» **Problem details**: Pull out every line with the word "text".

-- begin Data to use --

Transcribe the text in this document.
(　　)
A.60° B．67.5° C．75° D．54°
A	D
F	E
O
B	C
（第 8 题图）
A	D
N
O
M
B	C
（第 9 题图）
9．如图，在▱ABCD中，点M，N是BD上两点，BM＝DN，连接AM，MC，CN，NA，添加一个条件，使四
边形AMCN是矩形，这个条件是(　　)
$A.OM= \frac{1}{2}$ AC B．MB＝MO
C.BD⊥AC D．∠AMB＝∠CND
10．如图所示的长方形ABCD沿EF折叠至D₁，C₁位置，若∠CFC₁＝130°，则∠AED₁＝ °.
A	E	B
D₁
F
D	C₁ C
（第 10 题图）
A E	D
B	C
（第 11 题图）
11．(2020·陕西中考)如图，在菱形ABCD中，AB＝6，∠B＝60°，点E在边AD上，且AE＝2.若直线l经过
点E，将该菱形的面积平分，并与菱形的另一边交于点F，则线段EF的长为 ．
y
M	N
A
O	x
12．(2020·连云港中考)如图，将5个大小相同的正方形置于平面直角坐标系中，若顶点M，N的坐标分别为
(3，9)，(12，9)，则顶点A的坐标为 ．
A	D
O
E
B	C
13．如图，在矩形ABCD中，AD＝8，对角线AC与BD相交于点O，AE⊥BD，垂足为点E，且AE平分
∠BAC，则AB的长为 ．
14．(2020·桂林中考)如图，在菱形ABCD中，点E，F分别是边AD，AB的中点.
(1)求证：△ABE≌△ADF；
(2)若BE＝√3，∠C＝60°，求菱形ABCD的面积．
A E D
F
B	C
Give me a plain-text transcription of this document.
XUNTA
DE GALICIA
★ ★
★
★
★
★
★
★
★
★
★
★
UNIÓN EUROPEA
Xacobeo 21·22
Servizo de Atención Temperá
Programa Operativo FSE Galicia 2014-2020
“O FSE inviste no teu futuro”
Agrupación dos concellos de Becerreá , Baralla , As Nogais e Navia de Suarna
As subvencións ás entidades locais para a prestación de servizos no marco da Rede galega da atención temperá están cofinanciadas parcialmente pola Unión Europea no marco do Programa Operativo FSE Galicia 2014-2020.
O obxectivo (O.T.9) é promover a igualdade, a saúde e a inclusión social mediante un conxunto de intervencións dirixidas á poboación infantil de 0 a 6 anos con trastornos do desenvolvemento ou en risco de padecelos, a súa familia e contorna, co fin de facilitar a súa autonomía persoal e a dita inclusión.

-- end Data to use --

» **The reply**:
Transcribe the text in this document.
Give me a plain-text transcription of this document.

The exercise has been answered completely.